• _Exercise prompt_:
Which lines in the records below contain the string "carousel"? Locate each one and copy it out in full.

— begin —

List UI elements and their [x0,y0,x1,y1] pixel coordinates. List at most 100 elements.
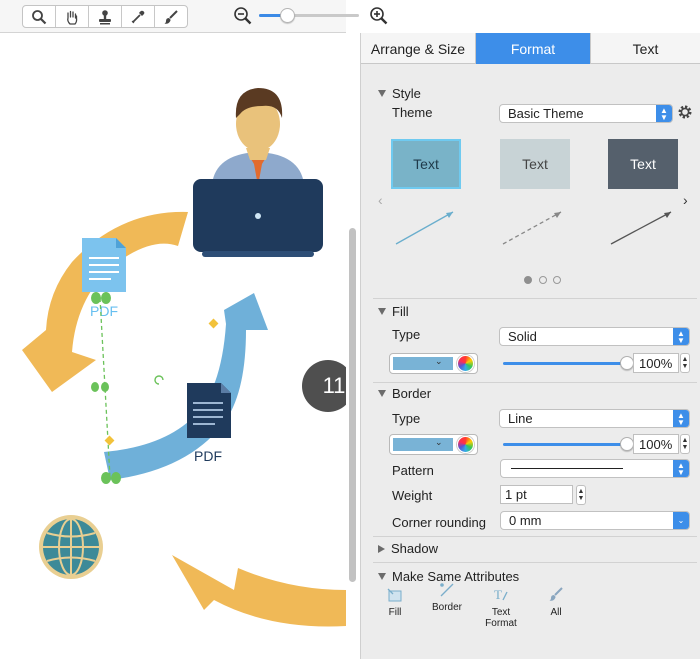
cycle-arrow-blue[interactable] [104,293,268,480]
tab-text[interactable]: Text [591,33,700,64]
weight-field[interactable]: 1 pt [500,485,573,504]
pdf-document-dark[interactable] [187,383,231,438]
theme-select-value: Basic Theme [508,106,584,121]
pdf-label-dark: PDF [194,448,222,464]
border-type-select[interactable]: Line ▲ ▼ [499,409,690,428]
globe-icon[interactable] [39,515,103,579]
eyedropper-tool-button[interactable] [122,6,155,27]
weight-label: Weight [392,488,433,503]
make-same-all-label: All [550,607,562,618]
fill-opacity-knob[interactable] [620,356,634,370]
zoom-slider[interactable] [259,8,359,23]
make-same-text-format-label-1: Text [491,607,511,618]
disclosure-closed-icon [378,544,385,553]
border-type-label: Type [392,411,421,426]
tab-format[interactable]: Format [476,33,591,64]
carousel-dot-1[interactable] [524,276,532,284]
theme-line-1[interactable] [395,211,454,245]
disclosure-open-icon [378,90,386,97]
theme-line-3[interactable] [610,211,672,245]
theme-line-2[interactable] [502,211,562,245]
border-opacity-field[interactable]: 100% [633,434,679,454]
person-figure[interactable] [212,88,304,186]
border-section-header[interactable]: Border [378,386,431,401]
disclosure-open-icon [378,573,386,580]
theme-select[interactable]: Basic Theme ▲ ▼ [499,104,673,123]
zoom-slider-thumb[interactable] [280,8,295,23]
theme-card-label: Text [630,156,656,172]
search-tool-button[interactable] [23,6,56,27]
theme-label: Theme [392,105,433,120]
carousel-prev-button[interactable]: ‹ [378,192,383,208]
theme-card-label: Text [522,156,548,172]
toolbar [0,0,388,33]
shadow-section-title: Shadow [391,541,438,556]
make-same-all-button[interactable]: All [531,586,581,618]
section-divider [373,536,697,537]
tab-arrange-size[interactable]: Arrange & Size [361,33,476,64]
cycle-arrow-bottom[interactable] [172,555,346,627]
brush-icon [164,9,178,24]
make-same-text-format-label-2: Format [485,618,517,629]
stamp-tool-button[interactable] [89,6,122,27]
fill-type-select[interactable]: Solid ▲ ▼ [499,327,690,346]
chevron-down-icon: ⌄ [435,356,443,366]
theme-card-1[interactable]: Text [391,139,461,189]
pdf-label-light: PDF [90,303,118,319]
fill-type-value: Solid [508,329,537,344]
carousel-dot-2[interactable] [539,276,547,284]
section-divider [373,562,697,563]
canvas-scrollbar[interactable] [349,228,356,582]
weight-stepper[interactable]: ▲ ▼ [576,485,586,505]
control-point-handle[interactable] [208,318,219,329]
corner-rounding-select[interactable]: 0 mm ⌄ [500,511,690,530]
color-wheel-icon[interactable] [457,436,474,453]
border-opacity-knob[interactable] [620,437,634,451]
shadow-section-header[interactable]: Shadow [378,541,438,556]
text-format-icon: T [494,587,508,602]
make-same-text-format-button[interactable]: T Text Format [476,586,526,629]
style-section-header[interactable]: Style [378,86,421,101]
zoom-in-button[interactable] [369,6,389,26]
border-type-value: Line [508,411,533,426]
theme-card-label: Text [413,156,439,172]
zoom-out-button[interactable] [233,6,253,26]
hand-tool-button[interactable] [56,6,89,27]
fill-section-header[interactable]: Fill [378,304,409,319]
fill-opacity-field[interactable]: 100% [633,353,679,373]
border-color-swatch [393,438,453,451]
carousel-dot-3[interactable] [553,276,561,284]
fill-opacity-stepper[interactable]: ▲ ▼ [680,353,690,373]
fill-type-label: Type [392,327,421,342]
svg-text:T: T [494,587,502,602]
color-wheel-icon[interactable] [457,355,474,372]
search-icon [32,9,47,24]
laptop-figure[interactable] [193,179,323,257]
theme-card-2[interactable]: Text [500,139,570,189]
border-opacity-stepper[interactable]: ▲ ▼ [680,434,690,454]
make-same-border-label: Border [431,602,462,613]
fill-color-well[interactable]: ⌄ [389,353,478,374]
diagram-canvas[interactable]: PDF PDF 11 [0,33,346,659]
corner-rounding-value: 0 mm [509,513,542,528]
make-same-border-button[interactable]: Border [422,581,472,613]
page-badge-number: 11 [322,373,346,398]
pattern-line-preview [511,468,623,469]
border-color-well[interactable]: ⌄ [389,434,478,455]
pattern-select[interactable]: ▲ ▼ [500,459,690,478]
panel-tabs: Arrange & Size Format Text [361,33,700,64]
control-point-handle[interactable] [104,435,115,446]
border-opacity-slider[interactable] [503,437,634,451]
brush-tool-button[interactable] [155,6,187,27]
stepper-arrows-icon: ▲ ▼ [673,410,689,427]
carousel-next-button[interactable]: › [683,192,688,208]
pdf-document-light[interactable] [82,238,126,292]
rotate-handle[interactable] [154,375,164,385]
theme-settings-button[interactable] [677,104,693,123]
make-same-fill-button[interactable]: Fill [370,586,420,618]
stepper-arrows-icon: ▲ ▼ [673,460,689,477]
stepper-arrows-icon: ▲ ▼ [656,105,672,122]
fill-opacity-slider[interactable] [503,356,634,370]
theme-card-3[interactable]: Text [608,139,678,189]
chevron-down-icon: ⌄ [673,512,689,529]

— end —

• _Task answer_:
carousel-dot-1[interactable] [524,276,532,284]
carousel-prev-button[interactable]: ‹ [378,192,383,208]
carousel-dot-2[interactable] [539,276,547,284]
carousel-dot-3[interactable] [553,276,561,284]
carousel-next-button[interactable]: › [683,192,688,208]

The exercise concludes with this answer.